• Exercise objective
All records are to be retyped faithfully and completely.

___ Dataset

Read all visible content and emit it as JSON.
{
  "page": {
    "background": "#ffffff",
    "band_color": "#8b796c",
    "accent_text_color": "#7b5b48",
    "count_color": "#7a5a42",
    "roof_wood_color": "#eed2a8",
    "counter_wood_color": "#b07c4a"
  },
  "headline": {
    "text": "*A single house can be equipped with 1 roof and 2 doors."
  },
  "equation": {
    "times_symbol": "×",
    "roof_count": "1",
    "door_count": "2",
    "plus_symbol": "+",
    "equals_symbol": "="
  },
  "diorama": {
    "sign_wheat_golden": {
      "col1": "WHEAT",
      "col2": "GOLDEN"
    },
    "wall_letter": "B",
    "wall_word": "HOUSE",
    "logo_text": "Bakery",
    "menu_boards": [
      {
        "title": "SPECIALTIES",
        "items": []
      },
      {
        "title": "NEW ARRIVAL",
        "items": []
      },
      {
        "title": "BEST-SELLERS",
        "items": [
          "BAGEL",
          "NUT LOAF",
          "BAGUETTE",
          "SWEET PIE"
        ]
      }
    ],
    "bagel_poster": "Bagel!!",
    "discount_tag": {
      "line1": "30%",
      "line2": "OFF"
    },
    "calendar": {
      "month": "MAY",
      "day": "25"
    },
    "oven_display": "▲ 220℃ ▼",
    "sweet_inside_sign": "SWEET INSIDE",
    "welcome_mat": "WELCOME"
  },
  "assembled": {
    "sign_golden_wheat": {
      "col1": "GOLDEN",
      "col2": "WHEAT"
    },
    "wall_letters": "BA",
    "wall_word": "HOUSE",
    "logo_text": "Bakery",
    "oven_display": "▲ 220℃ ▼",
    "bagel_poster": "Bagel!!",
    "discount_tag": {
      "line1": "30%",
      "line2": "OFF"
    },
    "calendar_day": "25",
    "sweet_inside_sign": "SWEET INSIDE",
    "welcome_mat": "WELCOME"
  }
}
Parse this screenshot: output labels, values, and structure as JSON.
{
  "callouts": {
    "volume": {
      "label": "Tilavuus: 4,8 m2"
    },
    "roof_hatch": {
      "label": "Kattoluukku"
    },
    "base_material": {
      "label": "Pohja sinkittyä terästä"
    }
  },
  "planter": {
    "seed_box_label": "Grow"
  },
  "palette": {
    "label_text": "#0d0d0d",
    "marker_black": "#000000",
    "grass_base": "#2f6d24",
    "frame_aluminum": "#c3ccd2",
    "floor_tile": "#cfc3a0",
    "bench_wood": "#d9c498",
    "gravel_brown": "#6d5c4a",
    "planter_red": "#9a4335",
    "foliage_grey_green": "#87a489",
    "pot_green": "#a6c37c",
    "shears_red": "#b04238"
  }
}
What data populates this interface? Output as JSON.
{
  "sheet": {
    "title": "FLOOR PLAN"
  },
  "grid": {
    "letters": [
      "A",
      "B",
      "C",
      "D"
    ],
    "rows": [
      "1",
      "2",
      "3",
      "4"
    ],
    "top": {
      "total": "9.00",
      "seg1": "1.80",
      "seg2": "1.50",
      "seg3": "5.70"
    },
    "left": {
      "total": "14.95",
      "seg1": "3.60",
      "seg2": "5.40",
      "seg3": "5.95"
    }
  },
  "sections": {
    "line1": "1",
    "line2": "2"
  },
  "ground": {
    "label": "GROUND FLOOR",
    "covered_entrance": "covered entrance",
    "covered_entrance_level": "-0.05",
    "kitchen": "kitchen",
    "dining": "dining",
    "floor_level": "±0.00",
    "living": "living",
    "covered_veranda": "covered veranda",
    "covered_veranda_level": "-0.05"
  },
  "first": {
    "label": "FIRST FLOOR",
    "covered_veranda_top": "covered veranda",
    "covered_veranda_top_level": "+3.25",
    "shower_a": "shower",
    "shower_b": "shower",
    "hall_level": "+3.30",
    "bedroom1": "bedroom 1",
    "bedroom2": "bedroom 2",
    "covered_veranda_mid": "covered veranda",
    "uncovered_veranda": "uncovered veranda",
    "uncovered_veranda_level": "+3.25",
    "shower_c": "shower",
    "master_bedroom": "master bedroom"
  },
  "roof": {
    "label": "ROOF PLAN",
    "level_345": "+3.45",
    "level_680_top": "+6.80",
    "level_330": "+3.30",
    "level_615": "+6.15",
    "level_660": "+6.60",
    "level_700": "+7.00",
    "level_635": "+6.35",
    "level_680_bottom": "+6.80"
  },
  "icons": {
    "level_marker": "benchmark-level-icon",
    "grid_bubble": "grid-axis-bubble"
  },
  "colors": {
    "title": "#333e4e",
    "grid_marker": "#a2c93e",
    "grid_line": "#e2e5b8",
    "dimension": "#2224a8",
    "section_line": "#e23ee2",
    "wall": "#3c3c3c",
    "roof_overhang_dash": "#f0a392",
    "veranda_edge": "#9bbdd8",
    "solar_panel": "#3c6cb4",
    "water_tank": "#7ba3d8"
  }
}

______

• Written solution
Read all visible content and emit it as JSON.
{
  "page": {
    "background": "#ffffff",
    "band_color": "#8b796c",
    "accent_text_color": "#7b5b48",
    "count_color": "#7a5a42",
    "roof_wood_color": "#eed2a8",
    "counter_wood_color": "#b07c4a"
  },
  "headline": {
    "text": "*A single house can be equipped with 1 roof and 2 doors."
  },
  "equation": {
    "times_symbol": "×",
    "roof_count": "1",
    "door_count": "2",
    "plus_symbol": "+",
    "equals_symbol": "="
  },
  "diorama": {
    "sign_wheat_golden": {
      "col1": "WHEAT",
      "col2": "GOLDEN"
    },
    "wall_letter": "B",
    "wall_word": "HOUSE",
    "logo_text": "Bakery",
    "menu_boards": [
      {
        "title": "SPECIALTIES",
        "items": []
      },
      {
        "title": "NEW ARRIVAL",
        "items": []
      },
      {
        "title": "BEST-SELLERS",
        "items": [
          "BAGEL",
          "NUT LOAF",
          "BAGUETTE",
          "SWEET PIE"
        ]
      }
    ],
    "bagel_poster": "Bagel!!",
    "discount_tag": {
      "line1": "30%",
      "line2": "OFF"
    },
    "calendar": {
      "month": "MAY",
      "day": "25"
    },
    "oven_display": "▲ 220℃ ▼",
    "sweet_inside_sign": "SWEET INSIDE",
    "welcome_mat": "WELCOME"
  },
  "assembled": {
    "sign_golden_wheat": {
      "col1": "GOLDEN",
      "col2": "WHEAT"
    },
    "wall_letters": "BA",
    "wall_word": "HOUSE",
    "logo_text": "Bakery",
    "oven_display": "▲ 220℃ ▼",
    "bagel_poster": "Bagel!!",
    "discount_tag": {
      "line1": "30%",
      "line2": "OFF"
    },
    "calendar_day": "25",
    "sweet_inside_sign": "SWEET INSIDE",
    "welcome_mat": "WELCOME"
  }
}
Parse this screenshot: output labels, values, and structure as JSON.
{
  "callouts": {
    "volume": {
      "label": "Tilavuus: 4,8 m2"
    },
    "roof_hatch": {
      "label": "Kattoluukku"
    },
    "base_material": {
      "label": "Pohja sinkittyä terästä"
    }
  },
  "planter": {
    "seed_box_label": "Grow"
  },
  "palette": {
    "label_text": "#0d0d0d",
    "marker_black": "#000000",
    "grass_base": "#2f6d24",
    "frame_aluminum": "#c3ccd2",
    "floor_tile": "#cfc3a0",
    "bench_wood": "#d9c498",
    "gravel_brown": "#6d5c4a",
    "planter_red": "#9a4335",
    "foliage_grey_green": "#87a489",
    "pot_green": "#a6c37c",
    "shears_red": "#b04238"
  }
}
What data populates this interface? Output as JSON.
{
  "sheet": {
    "title": "FLOOR PLAN"
  },
  "grid": {
    "letters": [
      "A",
      "B",
      "C",
      "D"
    ],
    "rows": [
      "1",
      "2",
      "3",
      "4"
    ],
    "top": {
      "total": "9.00",
      "seg1": "1.80",
      "seg2": "1.50",
      "seg3": "5.70"
    },
    "left": {
      "total": "14.95",
      "seg1": "3.60",
      "seg2": "5.40",
      "seg3": "5.95"
    }
  },
  "sections": {
    "line1": "1",
    "line2": "2"
  },
  "ground": {
    "label": "GROUND FLOOR",
    "covered_entrance": "covered entrance",
    "covered_entrance_level": "-0.05",
    "kitchen": "kitchen",
    "dining": "dining",
    "floor_level": "±0.00",
    "living": "living",
    "covered_veranda": "covered veranda",
    "covered_veranda_level": "-0.05"
  },
  "first": {
    "label": "FIRST FLOOR",
    "covered_veranda_top": "covered veranda",
    "covered_veranda_top_level": "+3.25",
    "shower_a": "shower",
    "shower_b": "shower",
    "hall_level": "+3.30",
    "bedroom1": "bedroom 1",
    "bedroom2": "bedroom 2",
    "covered_veranda_mid": "covered veranda",
    "uncovered_veranda": "uncovered veranda",
    "uncovered_veranda_level": "+3.25",
    "shower_c": "shower",
    "master_bedroom": "master bedroom"
  },
  "roof": {
    "label": "ROOF PLAN",
    "level_345": "+3.45",
    "level_680_top": "+6.80",
    "level_330": "+3.30",
    "level_615": "+6.15",
    "level_660": "+6.60",
    "level_700": "+7.00",
    "level_635": "+6.35",
    "level_680_bottom": "+6.80"
  },
  "icons": {
    "level_marker": "benchmark-level-icon",
    "grid_bubble": "grid-axis-bubble"
  },
  "colors": {
    "title": "#333e4e",
    "grid_marker": "#a2c93e",
    "grid_line": "#e2e5b8",
    "dimension": "#2224a8",
    "section_line": "#e23ee2",
    "wall": "#3c3c3c",
    "roof_overhang_dash": "#f0a392",
    "veranda_edge": "#9bbdd8",
    "solar_panel": "#3c6cb4",
    "water_tank": "#7ba3d8"
  }
}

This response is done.